━━━ Input

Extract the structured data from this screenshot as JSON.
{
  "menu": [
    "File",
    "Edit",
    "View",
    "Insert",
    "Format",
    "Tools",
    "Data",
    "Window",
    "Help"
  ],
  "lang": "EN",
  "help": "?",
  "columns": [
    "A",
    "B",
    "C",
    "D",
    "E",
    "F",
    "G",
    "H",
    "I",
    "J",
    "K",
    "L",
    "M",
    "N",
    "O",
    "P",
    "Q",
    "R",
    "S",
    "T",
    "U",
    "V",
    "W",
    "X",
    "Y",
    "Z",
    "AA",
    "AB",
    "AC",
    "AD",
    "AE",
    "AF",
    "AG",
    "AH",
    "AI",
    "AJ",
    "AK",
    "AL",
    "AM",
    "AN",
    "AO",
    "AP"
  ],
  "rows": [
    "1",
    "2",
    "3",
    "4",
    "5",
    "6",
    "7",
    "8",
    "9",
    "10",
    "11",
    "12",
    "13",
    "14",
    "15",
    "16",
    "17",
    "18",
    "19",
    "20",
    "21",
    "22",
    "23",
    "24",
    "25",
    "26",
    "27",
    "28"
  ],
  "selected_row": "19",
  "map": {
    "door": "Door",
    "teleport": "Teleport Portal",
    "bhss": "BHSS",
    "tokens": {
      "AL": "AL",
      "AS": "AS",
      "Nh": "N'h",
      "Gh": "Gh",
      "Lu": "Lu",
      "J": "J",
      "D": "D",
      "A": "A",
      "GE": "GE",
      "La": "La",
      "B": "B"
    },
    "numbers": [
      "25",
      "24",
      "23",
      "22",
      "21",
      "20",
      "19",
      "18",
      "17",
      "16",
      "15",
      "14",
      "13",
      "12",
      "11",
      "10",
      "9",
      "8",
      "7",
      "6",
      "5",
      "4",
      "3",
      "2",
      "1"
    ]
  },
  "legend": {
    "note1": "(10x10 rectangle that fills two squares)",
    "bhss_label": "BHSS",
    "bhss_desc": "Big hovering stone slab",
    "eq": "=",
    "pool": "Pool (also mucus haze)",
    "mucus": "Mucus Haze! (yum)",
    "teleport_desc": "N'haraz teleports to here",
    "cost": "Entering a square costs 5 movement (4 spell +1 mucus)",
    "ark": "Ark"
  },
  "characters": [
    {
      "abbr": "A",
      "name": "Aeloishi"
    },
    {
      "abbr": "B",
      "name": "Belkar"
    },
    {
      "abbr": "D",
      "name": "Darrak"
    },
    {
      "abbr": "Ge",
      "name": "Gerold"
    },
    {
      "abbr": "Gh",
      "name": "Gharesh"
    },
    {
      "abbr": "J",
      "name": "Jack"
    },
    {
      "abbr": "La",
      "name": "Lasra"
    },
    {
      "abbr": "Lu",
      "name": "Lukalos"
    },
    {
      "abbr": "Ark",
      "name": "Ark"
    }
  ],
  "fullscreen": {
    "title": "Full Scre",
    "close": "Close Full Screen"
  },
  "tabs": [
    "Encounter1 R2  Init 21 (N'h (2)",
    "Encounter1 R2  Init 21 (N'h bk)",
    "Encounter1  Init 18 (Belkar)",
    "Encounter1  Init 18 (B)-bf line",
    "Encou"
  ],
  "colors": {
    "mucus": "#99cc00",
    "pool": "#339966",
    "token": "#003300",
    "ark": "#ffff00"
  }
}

━━━━━━

- [Problem] Copy out all lines where the word "name" appears.

- [Answer to the problem]
      "name": "Aeloishi"
      "name": "Belkar"
      "name": "Darrak"
      "name": "Gerold"
      "name": "Gharesh"
      "name": "Jack"
      "name": "Lasra"
      "name": "Lukalos"
      "name": "Ark"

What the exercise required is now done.